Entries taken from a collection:
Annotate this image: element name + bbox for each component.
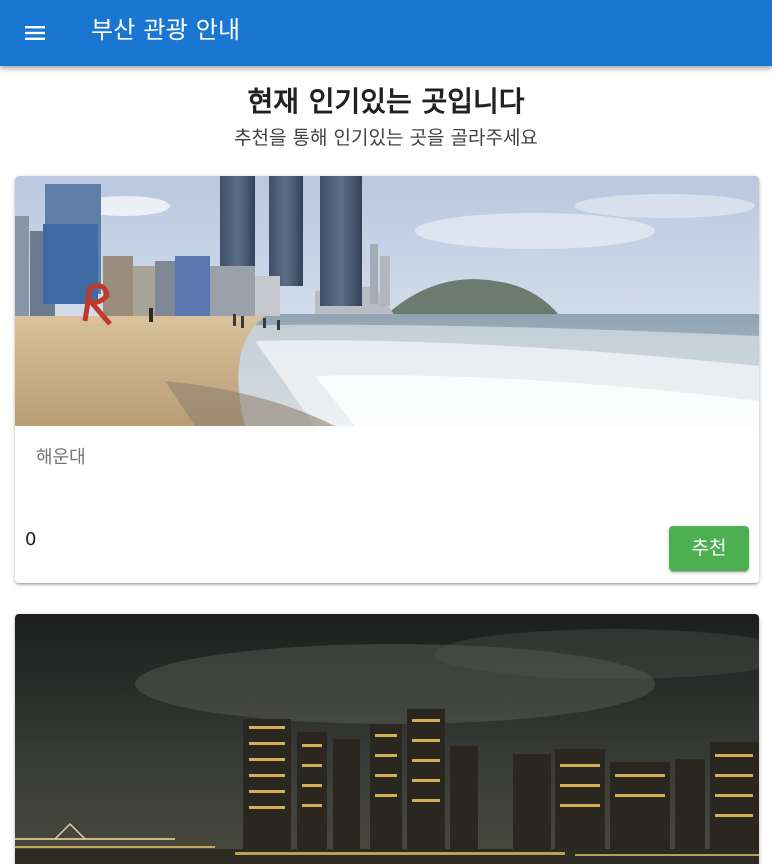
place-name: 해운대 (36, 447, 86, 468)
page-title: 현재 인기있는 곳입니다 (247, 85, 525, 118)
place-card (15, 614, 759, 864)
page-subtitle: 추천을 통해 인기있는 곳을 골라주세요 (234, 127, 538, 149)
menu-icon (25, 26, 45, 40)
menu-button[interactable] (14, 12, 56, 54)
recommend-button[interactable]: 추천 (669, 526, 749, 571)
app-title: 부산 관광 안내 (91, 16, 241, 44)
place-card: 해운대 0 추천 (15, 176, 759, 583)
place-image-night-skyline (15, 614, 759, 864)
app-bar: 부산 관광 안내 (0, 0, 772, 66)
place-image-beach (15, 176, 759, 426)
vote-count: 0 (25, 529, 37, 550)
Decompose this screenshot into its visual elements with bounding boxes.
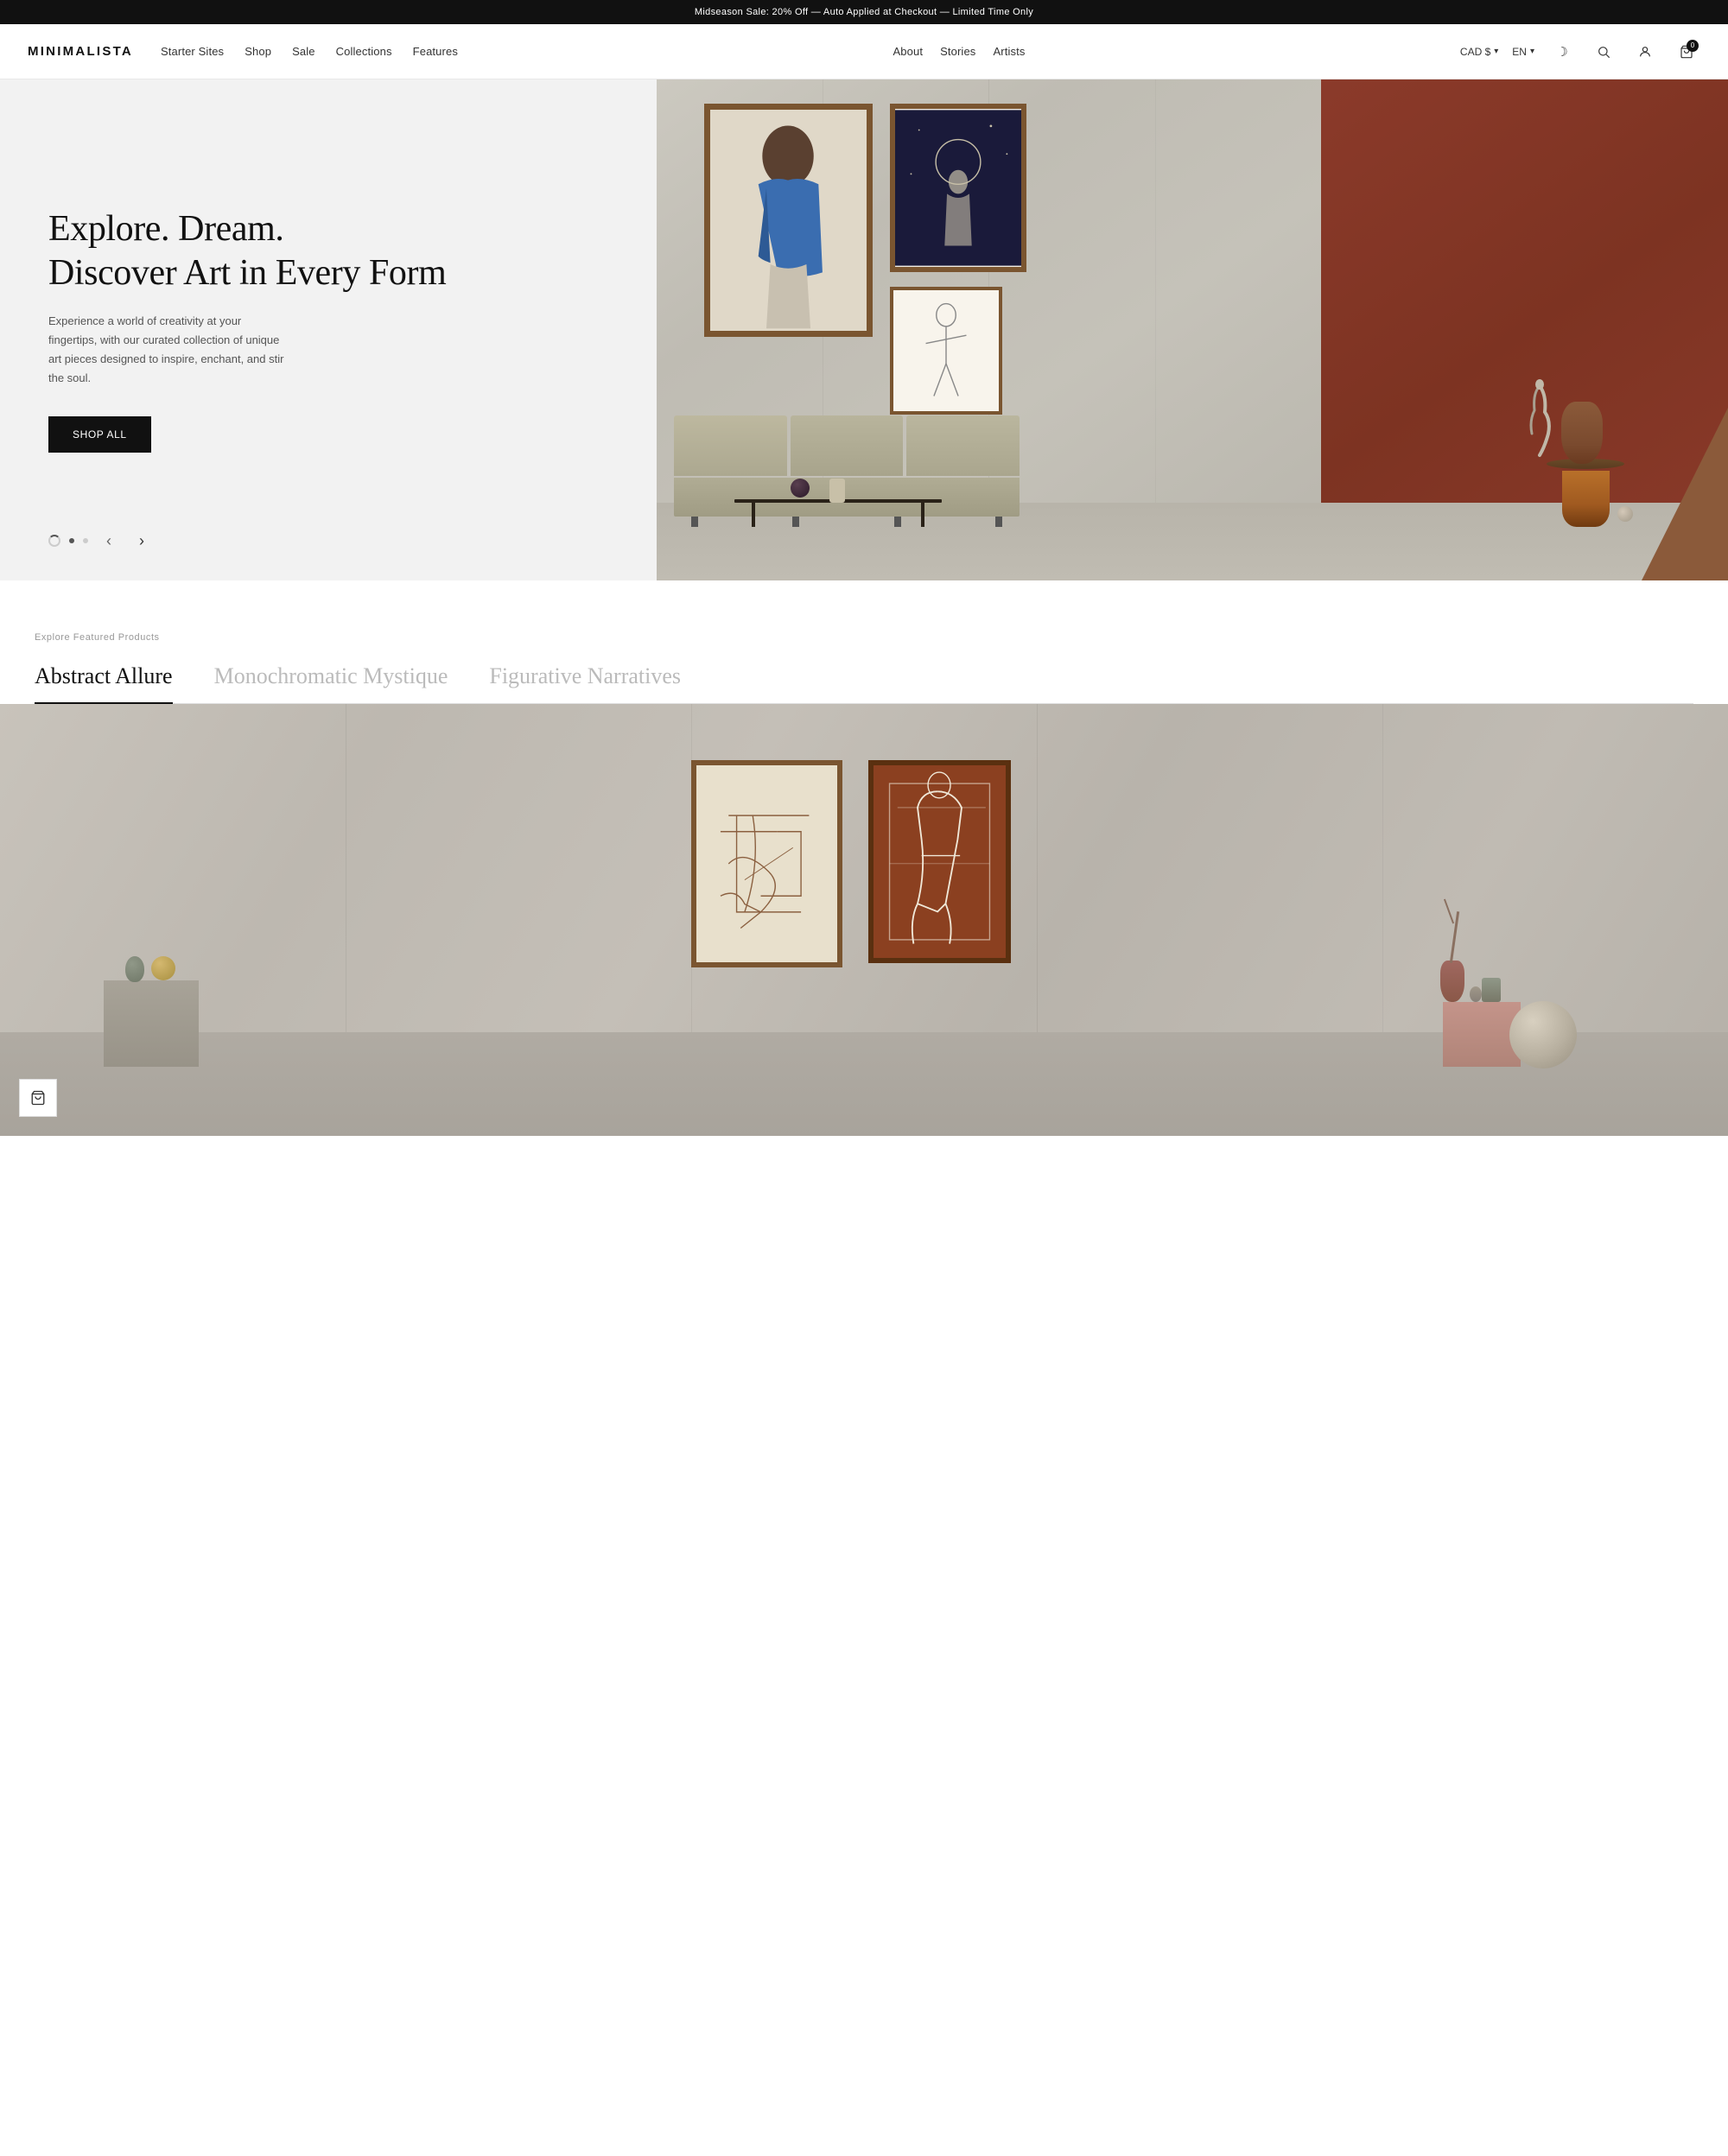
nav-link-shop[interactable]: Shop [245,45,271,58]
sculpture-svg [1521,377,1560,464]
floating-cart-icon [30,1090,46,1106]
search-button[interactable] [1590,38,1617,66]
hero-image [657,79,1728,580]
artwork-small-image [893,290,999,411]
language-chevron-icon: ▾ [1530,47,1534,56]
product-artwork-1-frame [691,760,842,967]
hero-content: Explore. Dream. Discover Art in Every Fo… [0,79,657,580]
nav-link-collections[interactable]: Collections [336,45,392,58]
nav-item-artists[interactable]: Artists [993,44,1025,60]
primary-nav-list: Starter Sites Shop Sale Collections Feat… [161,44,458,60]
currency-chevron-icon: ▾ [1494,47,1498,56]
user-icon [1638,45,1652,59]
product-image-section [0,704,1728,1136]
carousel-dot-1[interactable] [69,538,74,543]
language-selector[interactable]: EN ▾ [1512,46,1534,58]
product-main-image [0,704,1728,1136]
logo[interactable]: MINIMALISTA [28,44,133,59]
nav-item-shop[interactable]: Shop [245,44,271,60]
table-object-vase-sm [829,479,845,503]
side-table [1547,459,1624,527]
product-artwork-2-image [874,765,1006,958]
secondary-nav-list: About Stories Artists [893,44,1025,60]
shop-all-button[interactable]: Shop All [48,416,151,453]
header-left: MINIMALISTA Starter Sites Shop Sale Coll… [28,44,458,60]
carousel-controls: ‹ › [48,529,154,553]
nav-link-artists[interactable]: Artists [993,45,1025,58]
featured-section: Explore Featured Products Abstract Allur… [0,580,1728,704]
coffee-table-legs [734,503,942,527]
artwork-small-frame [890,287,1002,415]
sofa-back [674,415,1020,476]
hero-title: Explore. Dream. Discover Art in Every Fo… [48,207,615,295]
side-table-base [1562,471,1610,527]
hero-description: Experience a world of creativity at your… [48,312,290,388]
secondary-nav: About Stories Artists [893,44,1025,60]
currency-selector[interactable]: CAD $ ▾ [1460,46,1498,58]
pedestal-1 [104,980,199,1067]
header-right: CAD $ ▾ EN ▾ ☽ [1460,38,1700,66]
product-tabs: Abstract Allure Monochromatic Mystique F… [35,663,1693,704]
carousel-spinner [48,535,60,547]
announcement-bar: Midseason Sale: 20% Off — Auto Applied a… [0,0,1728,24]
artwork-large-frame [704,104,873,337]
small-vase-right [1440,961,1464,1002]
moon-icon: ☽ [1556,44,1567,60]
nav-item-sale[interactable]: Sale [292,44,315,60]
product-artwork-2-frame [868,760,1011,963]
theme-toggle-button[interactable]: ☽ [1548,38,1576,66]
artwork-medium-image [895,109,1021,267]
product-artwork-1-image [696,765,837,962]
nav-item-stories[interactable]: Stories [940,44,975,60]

→ Exercise description
Starting at the line with "nav-link-shop[interactable]: Shop [245,45,271,58]" and ending after the line with "nav-item-artists[interactable]: Artists [993,44,1025,60]", reproduce those records with every "icon" changed to "glyph" and nothing else altered.

→ Worked solution
nav-link-shop[interactable]: Shop [245,45,271,58]
sculpture-svg [1521,377,1560,464]
floating-cart-glyph [30,1090,46,1106]
search-button[interactable] [1590,38,1617,66]
hero-image [657,79,1728,580]
artwork-small-image [893,290,999,411]
language-chevron-glyph: ▾ [1530,47,1534,56]
product-artwork-1-frame [691,760,842,967]
hero-content: Explore. Dream. Discover Art in Every Fo… [0,79,657,580]
nav-link-collections[interactable]: Collections [336,45,392,58]
nav-item-artists[interactable]: Artists [993,44,1025,60]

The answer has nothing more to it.